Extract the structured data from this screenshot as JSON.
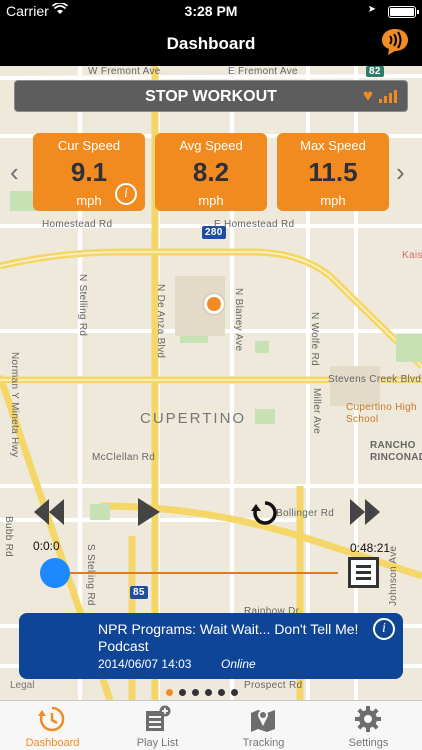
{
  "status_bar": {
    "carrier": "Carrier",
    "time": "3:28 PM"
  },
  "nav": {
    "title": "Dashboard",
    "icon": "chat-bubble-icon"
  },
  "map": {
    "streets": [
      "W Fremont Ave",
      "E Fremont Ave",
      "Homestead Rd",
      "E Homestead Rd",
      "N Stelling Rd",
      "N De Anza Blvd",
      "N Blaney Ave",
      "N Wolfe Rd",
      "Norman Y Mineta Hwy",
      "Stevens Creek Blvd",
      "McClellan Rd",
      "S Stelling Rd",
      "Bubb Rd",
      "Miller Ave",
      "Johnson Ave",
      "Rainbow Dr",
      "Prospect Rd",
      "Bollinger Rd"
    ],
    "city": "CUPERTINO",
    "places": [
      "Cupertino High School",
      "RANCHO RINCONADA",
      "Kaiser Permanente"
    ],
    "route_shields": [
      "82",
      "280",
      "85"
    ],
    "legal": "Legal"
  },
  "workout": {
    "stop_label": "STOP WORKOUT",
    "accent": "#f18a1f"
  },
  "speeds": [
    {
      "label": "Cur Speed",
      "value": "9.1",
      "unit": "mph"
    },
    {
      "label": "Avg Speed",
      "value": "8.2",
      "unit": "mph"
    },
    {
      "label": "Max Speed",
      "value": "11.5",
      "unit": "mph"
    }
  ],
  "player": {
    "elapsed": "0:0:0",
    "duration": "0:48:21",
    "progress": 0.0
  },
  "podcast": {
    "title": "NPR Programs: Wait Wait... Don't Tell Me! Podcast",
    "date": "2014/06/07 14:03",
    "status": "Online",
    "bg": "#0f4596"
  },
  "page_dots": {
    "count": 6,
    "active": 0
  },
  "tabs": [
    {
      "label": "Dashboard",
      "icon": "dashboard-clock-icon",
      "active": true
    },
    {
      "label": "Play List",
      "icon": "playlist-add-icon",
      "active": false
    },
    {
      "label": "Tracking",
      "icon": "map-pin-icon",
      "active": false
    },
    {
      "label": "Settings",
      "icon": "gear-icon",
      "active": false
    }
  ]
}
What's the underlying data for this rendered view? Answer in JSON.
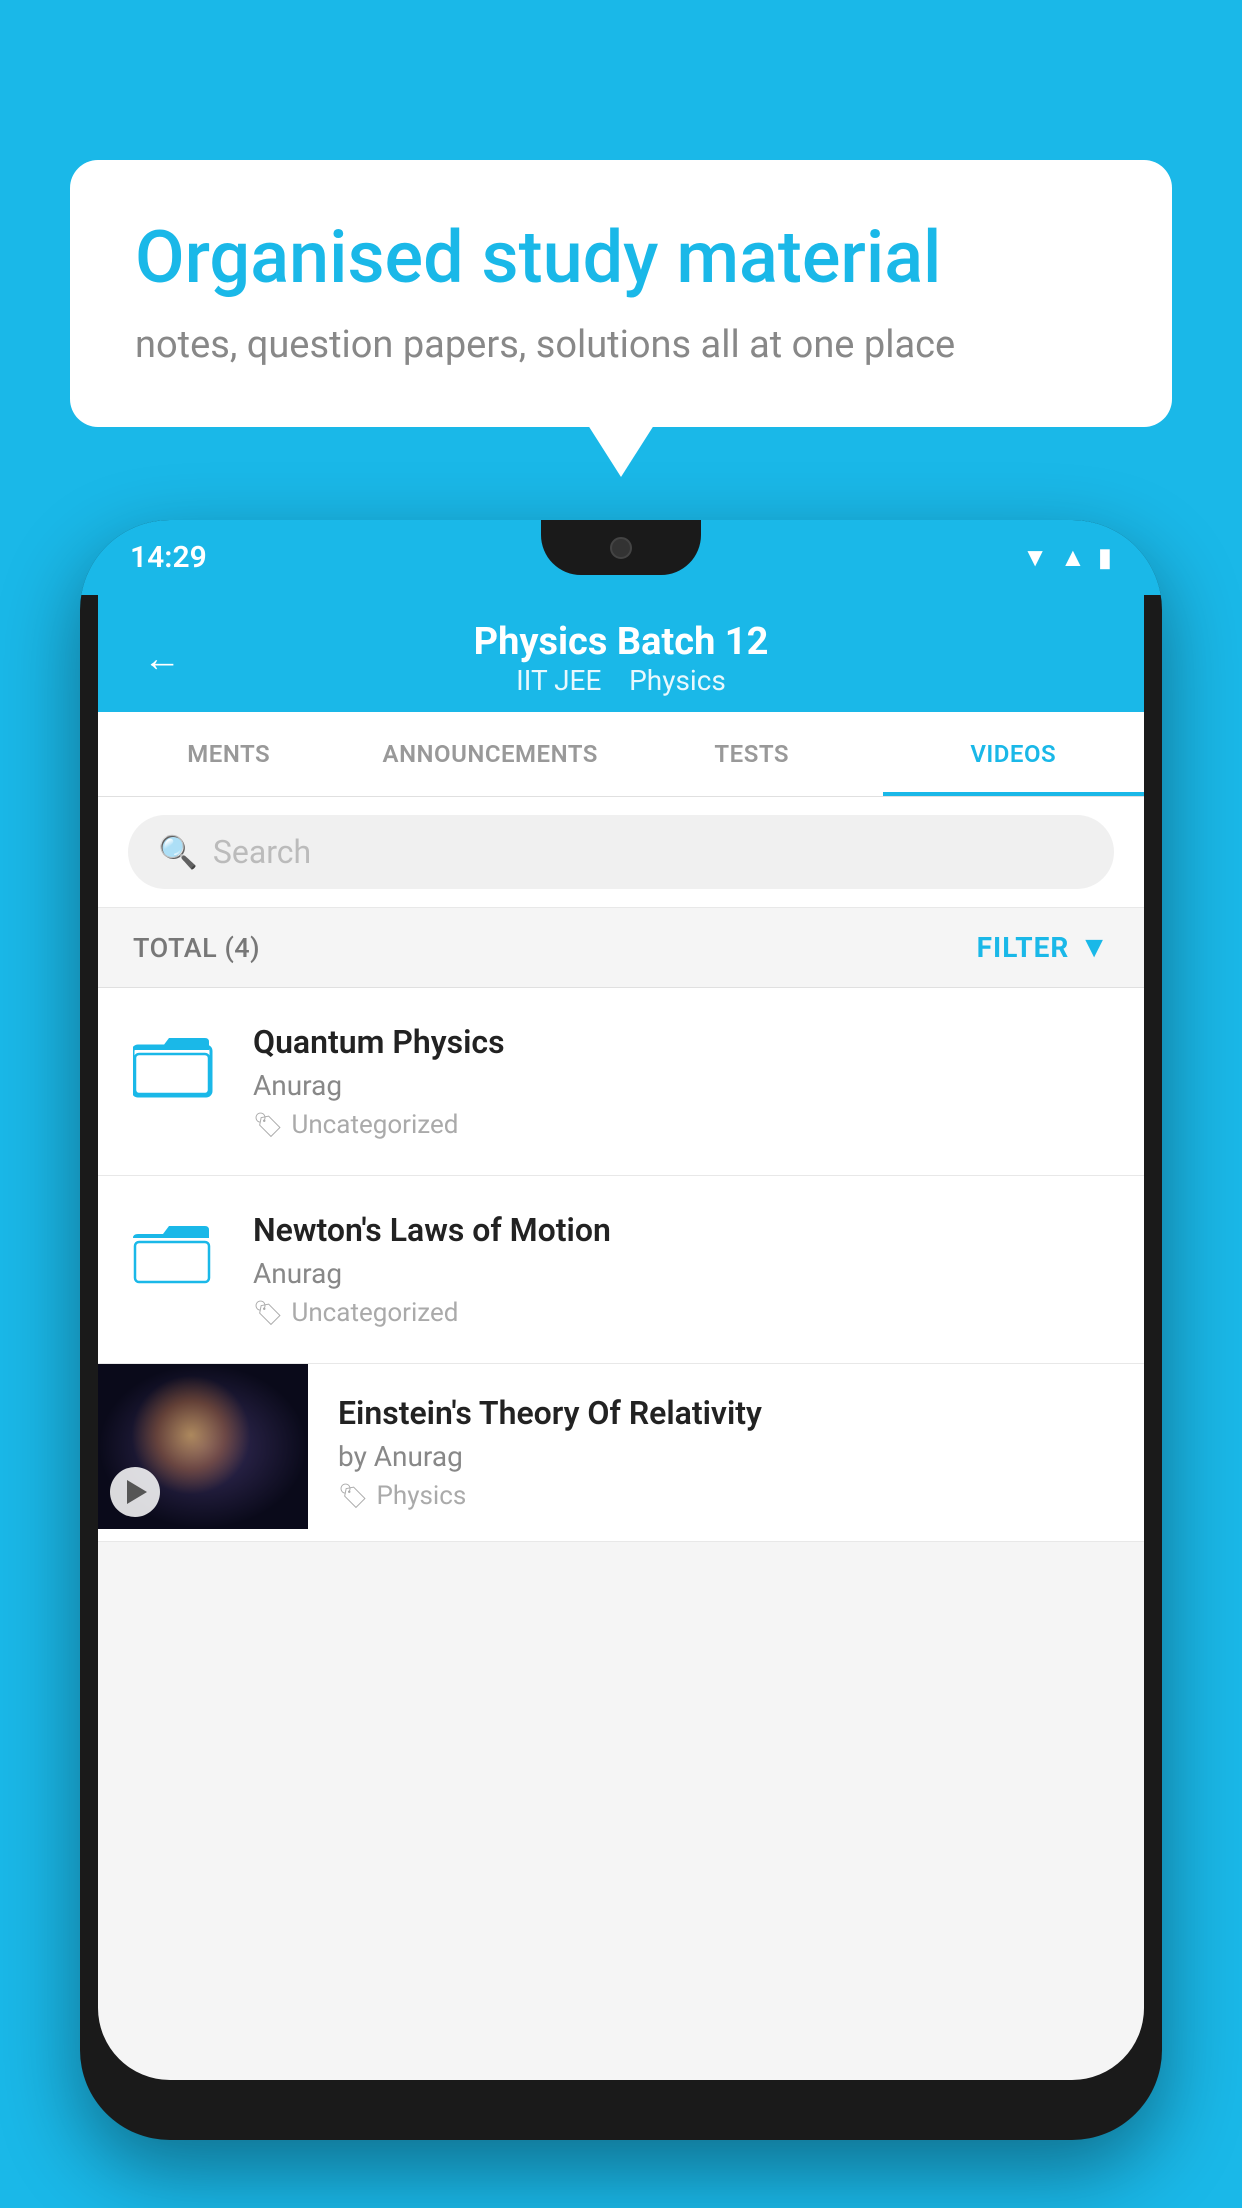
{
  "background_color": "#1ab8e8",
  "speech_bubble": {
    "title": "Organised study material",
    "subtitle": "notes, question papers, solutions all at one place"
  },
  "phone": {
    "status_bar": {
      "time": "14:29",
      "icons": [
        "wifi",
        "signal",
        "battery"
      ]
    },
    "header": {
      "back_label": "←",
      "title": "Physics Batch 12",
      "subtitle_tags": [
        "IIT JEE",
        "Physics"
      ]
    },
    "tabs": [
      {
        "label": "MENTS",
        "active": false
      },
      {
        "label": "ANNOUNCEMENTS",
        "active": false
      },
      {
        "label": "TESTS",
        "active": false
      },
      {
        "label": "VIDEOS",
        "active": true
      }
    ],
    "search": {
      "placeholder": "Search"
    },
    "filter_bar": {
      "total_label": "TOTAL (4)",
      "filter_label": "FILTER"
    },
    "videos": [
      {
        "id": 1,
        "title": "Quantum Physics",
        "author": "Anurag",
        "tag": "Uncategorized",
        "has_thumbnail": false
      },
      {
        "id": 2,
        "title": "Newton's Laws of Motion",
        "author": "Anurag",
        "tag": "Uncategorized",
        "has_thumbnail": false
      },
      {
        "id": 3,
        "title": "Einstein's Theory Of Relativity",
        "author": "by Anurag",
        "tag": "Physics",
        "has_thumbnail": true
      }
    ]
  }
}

## Exercise aim
Identify and copy all lines with the word "data".

## Result below
Extract the structured data from this screenshot as JSON.
What's the underlying data for this rendered view? Answer in JSON.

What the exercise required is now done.